====== Working data ======
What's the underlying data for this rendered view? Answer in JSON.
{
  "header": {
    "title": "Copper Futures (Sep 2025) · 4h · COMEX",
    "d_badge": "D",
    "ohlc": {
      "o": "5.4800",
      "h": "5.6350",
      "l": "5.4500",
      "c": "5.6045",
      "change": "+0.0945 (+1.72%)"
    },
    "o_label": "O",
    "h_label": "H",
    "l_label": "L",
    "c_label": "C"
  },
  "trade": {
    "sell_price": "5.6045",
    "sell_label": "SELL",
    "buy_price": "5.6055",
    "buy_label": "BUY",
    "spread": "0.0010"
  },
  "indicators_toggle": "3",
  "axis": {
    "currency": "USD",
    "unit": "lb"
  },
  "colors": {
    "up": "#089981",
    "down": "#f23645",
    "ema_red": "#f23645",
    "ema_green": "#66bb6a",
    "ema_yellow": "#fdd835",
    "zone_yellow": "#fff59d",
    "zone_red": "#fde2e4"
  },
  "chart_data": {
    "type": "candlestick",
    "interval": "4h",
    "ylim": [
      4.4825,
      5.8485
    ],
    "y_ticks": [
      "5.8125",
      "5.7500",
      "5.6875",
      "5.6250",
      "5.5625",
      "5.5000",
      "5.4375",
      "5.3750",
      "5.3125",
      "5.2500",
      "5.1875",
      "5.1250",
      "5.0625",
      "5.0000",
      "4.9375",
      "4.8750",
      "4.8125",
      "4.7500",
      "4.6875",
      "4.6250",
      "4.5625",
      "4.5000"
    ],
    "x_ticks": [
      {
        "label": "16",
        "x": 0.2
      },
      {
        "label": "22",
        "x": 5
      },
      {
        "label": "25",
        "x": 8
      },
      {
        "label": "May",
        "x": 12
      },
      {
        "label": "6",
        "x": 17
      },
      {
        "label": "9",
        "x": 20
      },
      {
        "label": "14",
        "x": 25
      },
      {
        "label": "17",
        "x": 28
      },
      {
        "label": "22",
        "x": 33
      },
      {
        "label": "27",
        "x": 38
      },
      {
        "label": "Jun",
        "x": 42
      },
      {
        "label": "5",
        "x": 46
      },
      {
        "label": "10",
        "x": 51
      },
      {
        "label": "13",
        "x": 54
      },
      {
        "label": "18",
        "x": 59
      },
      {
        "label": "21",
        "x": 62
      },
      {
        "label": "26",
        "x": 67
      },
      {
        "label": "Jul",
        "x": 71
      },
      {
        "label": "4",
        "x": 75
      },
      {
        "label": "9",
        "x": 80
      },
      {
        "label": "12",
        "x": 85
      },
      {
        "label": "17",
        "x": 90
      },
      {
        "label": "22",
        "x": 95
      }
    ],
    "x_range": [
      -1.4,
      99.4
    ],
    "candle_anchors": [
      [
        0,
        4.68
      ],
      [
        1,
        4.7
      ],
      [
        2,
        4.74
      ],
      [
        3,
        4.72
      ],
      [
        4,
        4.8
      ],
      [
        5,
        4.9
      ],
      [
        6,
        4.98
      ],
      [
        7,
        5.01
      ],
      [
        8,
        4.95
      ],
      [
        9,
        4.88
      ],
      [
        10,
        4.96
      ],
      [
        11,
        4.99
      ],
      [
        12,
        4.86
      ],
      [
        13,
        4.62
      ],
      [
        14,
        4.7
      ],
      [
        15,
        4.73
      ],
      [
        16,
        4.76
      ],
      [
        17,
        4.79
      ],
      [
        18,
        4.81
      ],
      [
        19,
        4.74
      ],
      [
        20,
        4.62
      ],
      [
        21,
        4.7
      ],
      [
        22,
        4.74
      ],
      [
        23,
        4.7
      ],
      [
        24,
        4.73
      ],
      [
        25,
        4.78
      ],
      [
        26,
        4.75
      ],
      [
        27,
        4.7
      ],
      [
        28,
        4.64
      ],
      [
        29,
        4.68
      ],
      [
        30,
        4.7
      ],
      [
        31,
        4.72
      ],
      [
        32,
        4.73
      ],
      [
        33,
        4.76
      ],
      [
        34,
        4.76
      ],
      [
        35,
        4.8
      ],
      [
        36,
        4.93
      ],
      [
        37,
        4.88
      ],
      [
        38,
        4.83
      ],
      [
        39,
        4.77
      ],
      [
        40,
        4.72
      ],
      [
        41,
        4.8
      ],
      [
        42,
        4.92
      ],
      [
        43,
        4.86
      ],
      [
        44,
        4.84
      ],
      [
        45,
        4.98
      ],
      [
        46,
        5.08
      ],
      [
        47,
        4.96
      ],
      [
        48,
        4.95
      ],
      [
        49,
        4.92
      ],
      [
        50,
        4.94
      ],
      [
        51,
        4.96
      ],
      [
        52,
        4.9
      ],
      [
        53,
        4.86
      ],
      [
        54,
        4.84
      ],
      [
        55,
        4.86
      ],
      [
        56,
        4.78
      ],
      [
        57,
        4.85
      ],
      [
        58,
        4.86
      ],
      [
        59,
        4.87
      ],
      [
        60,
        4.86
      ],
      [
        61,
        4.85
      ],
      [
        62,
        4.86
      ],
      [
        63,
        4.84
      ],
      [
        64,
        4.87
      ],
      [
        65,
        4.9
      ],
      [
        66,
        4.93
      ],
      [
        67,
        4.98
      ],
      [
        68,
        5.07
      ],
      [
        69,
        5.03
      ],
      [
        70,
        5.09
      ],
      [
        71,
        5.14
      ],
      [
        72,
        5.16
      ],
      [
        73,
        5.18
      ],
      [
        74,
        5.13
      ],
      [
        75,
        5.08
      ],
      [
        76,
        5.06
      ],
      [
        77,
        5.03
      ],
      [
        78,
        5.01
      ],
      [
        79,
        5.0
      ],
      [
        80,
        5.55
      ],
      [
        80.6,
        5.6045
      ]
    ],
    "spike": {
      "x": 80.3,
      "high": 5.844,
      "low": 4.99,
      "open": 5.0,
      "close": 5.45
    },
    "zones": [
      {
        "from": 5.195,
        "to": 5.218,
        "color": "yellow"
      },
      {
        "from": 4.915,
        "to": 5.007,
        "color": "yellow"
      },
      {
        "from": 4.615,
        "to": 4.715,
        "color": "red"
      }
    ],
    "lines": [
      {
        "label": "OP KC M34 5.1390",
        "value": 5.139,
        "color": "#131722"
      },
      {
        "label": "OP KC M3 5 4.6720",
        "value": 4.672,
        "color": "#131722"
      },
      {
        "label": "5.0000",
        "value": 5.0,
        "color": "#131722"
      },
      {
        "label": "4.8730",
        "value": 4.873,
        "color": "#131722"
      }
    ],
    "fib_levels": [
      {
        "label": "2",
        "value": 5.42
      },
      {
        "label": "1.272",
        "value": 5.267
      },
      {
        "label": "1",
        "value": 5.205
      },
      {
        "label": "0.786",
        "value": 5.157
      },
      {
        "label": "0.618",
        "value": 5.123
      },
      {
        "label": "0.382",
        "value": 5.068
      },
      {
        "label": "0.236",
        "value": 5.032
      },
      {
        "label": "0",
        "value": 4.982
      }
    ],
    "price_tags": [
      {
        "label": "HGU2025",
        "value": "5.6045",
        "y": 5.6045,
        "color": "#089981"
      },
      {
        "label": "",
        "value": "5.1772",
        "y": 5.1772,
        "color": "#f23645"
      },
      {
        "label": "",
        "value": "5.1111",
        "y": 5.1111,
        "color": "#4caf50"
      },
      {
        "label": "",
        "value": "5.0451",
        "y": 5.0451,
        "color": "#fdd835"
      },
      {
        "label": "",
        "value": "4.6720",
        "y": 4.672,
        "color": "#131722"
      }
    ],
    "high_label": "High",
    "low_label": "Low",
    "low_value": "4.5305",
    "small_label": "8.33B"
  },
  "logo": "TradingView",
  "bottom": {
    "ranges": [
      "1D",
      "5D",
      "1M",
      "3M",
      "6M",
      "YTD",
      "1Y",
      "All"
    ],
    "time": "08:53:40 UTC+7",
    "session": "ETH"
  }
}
======
### The problem
Transcribe every entry word for word.

### Task result
What's the underlying data for this rendered view? Answer in JSON.
{
  "header": {
    "title": "Copper Futures (Sep 2025) · 4h · COMEX",
    "d_badge": "D",
    "ohlc": {
      "o": "5.4800",
      "h": "5.6350",
      "l": "5.4500",
      "c": "5.6045",
      "change": "+0.0945 (+1.72%)"
    },
    "o_label": "O",
    "h_label": "H",
    "l_label": "L",
    "c_label": "C"
  },
  "trade": {
    "sell_price": "5.6045",
    "sell_label": "SELL",
    "buy_price": "5.6055",
    "buy_label": "BUY",
    "spread": "0.0010"
  },
  "indicators_toggle": "3",
  "axis": {
    "currency": "USD",
    "unit": "lb"
  },
  "colors": {
    "up": "#089981",
    "down": "#f23645",
    "ema_red": "#f23645",
    "ema_green": "#66bb6a",
    "ema_yellow": "#fdd835",
    "zone_yellow": "#fff59d",
    "zone_red": "#fde2e4"
  },
  "chart_data": {
    "type": "candlestick",
    "interval": "4h",
    "ylim": [
      4.4825,
      5.8485
    ],
    "y_ticks": [
      "5.8125",
      "5.7500",
      "5.6875",
      "5.6250",
      "5.5625",
      "5.5000",
      "5.4375",
      "5.3750",
      "5.3125",
      "5.2500",
      "5.1875",
      "5.1250",
      "5.0625",
      "5.0000",
      "4.9375",
      "4.8750",
      "4.8125",
      "4.7500",
      "4.6875",
      "4.6250",
      "4.5625",
      "4.5000"
    ],
    "x_ticks": [
      {
        "label": "16",
        "x": 0.2
      },
      {
        "label": "22",
        "x": 5
      },
      {
        "label": "25",
        "x": 8
      },
      {
        "label": "May",
        "x": 12
      },
      {
        "label": "6",
        "x": 17
      },
      {
        "label": "9",
        "x": 20
      },
      {
        "label": "14",
        "x": 25
      },
      {
        "label": "17",
        "x": 28
      },
      {
        "label": "22",
        "x": 33
      },
      {
        "label": "27",
        "x": 38
      },
      {
        "label": "Jun",
        "x": 42
      },
      {
        "label": "5",
        "x": 46
      },
      {
        "label": "10",
        "x": 51
      },
      {
        "label": "13",
        "x": 54
      },
      {
        "label": "18",
        "x": 59
      },
      {
        "label": "21",
        "x": 62
      },
      {
        "label": "26",
        "x": 67
      },
      {
        "label": "Jul",
        "x": 71
      },
      {
        "label": "4",
        "x": 75
      },
      {
        "label": "9",
        "x": 80
      },
      {
        "label": "12",
        "x": 85
      },
      {
        "label": "17",
        "x": 90
      },
      {
        "label": "22",
        "x": 95
      }
    ],
    "x_range": [
      -1.4,
      99.4
    ],
    "candle_anchors": [
      [
        0,
        4.68
      ],
      [
        1,
        4.7
      ],
      [
        2,
        4.74
      ],
      [
        3,
        4.72
      ],
      [
        4,
        4.8
      ],
      [
        5,
        4.9
      ],
      [
        6,
        4.98
      ],
      [
        7,
        5.01
      ],
      [
        8,
        4.95
      ],
      [
        9,
        4.88
      ],
      [
        10,
        4.96
      ],
      [
        11,
        4.99
      ],
      [
        12,
        4.86
      ],
      [
        13,
        4.62
      ],
      [
        14,
        4.7
      ],
      [
        15,
        4.73
      ],
      [
        16,
        4.76
      ],
      [
        17,
        4.79
      ],
      [
        18,
        4.81
      ],
      [
        19,
        4.74
      ],
      [
        20,
        4.62
      ],
      [
        21,
        4.7
      ],
      [
        22,
        4.74
      ],
      [
        23,
        4.7
      ],
      [
        24,
        4.73
      ],
      [
        25,
        4.78
      ],
      [
        26,
        4.75
      ],
      [
        27,
        4.7
      ],
      [
        28,
        4.64
      ],
      [
        29,
        4.68
      ],
      [
        30,
        4.7
      ],
      [
        31,
        4.72
      ],
      [
        32,
        4.73
      ],
      [
        33,
        4.76
      ],
      [
        34,
        4.76
      ],
      [
        35,
        4.8
      ],
      [
        36,
        4.93
      ],
      [
        37,
        4.88
      ],
      [
        38,
        4.83
      ],
      [
        39,
        4.77
      ],
      [
        40,
        4.72
      ],
      [
        41,
        4.8
      ],
      [
        42,
        4.92
      ],
      [
        43,
        4.86
      ],
      [
        44,
        4.84
      ],
      [
        45,
        4.98
      ],
      [
        46,
        5.08
      ],
      [
        47,
        4.96
      ],
      [
        48,
        4.95
      ],
      [
        49,
        4.92
      ],
      [
        50,
        4.94
      ],
      [
        51,
        4.96
      ],
      [
        52,
        4.9
      ],
      [
        53,
        4.86
      ],
      [
        54,
        4.84
      ],
      [
        55,
        4.86
      ],
      [
        56,
        4.78
      ],
      [
        57,
        4.85
      ],
      [
        58,
        4.86
      ],
      [
        59,
        4.87
      ],
      [
        60,
        4.86
      ],
      [
        61,
        4.85
      ],
      [
        62,
        4.86
      ],
      [
        63,
        4.84
      ],
      [
        64,
        4.87
      ],
      [
        65,
        4.9
      ],
      [
        66,
        4.93
      ],
      [
        67,
        4.98
      ],
      [
        68,
        5.07
      ],
      [
        69,
        5.03
      ],
      [
        70,
        5.09
      ],
      [
        71,
        5.14
      ],
      [
        72,
        5.16
      ],
      [
        73,
        5.18
      ],
      [
        74,
        5.13
      ],
      [
        75,
        5.08
      ],
      [
        76,
        5.06
      ],
      [
        77,
        5.03
      ],
      [
        78,
        5.01
      ],
      [
        79,
        5.0
      ],
      [
        80,
        5.55
      ],
      [
        80.6,
        5.6045
      ]
    ],
    "spike": {
      "x": 80.3,
      "high": 5.844,
      "low": 4.99,
      "open": 5.0,
      "close": 5.45
    },
    "zones": [
      {
        "from": 5.195,
        "to": 5.218,
        "color": "yellow"
      },
      {
        "from": 4.915,
        "to": 5.007,
        "color": "yellow"
      },
      {
        "from": 4.615,
        "to": 4.715,
        "color": "red"
      }
    ],
    "lines": [
      {
        "label": "OP KC M34 5.1390",
        "value": 5.139,
        "color": "#131722"
      },
      {
        "label": "OP KC M3 5 4.6720",
        "value": 4.672,
        "color": "#131722"
      },
      {
        "label": "5.0000",
        "value": 5.0,
        "color": "#131722"
      },
      {
        "label": "4.8730",
        "value": 4.873,
        "color": "#131722"
      }
    ],
    "fib_levels": [
      {
        "label": "2",
        "value": 5.42
      },
      {
        "label": "1.272",
        "value": 5.267
      },
      {
        "label": "1",
        "value": 5.205
      },
      {
        "label": "0.786",
        "value": 5.157
      },
      {
        "label": "0.618",
        "value": 5.123
      },
      {
        "label": "0.382",
        "value": 5.068
      },
      {
        "label": "0.236",
        "value": 5.032
      },
      {
        "label": "0",
        "value": 4.982
      }
    ],
    "price_tags": [
      {
        "label": "HGU2025",
        "value": "5.6045",
        "y": 5.6045,
        "color": "#089981"
      },
      {
        "label": "",
        "value": "5.1772",
        "y": 5.1772,
        "color": "#f23645"
      },
      {
        "label": "",
        "value": "5.1111",
        "y": 5.1111,
        "color": "#4caf50"
      },
      {
        "label": "",
        "value": "5.0451",
        "y": 5.0451,
        "color": "#fdd835"
      },
      {
        "label": "",
        "value": "4.6720",
        "y": 4.672,
        "color": "#131722"
      }
    ],
    "high_label": "High",
    "low_label": "Low",
    "low_value": "4.5305",
    "small_label": "8.33B"
  },
  "logo": "TradingView",
  "bottom": {
    "ranges": [
      "1D",
      "5D",
      "1M",
      "3M",
      "6M",
      "YTD",
      "1Y",
      "All"
    ],
    "time": "08:53:40 UTC+7",
    "session": "ETH"
  }
}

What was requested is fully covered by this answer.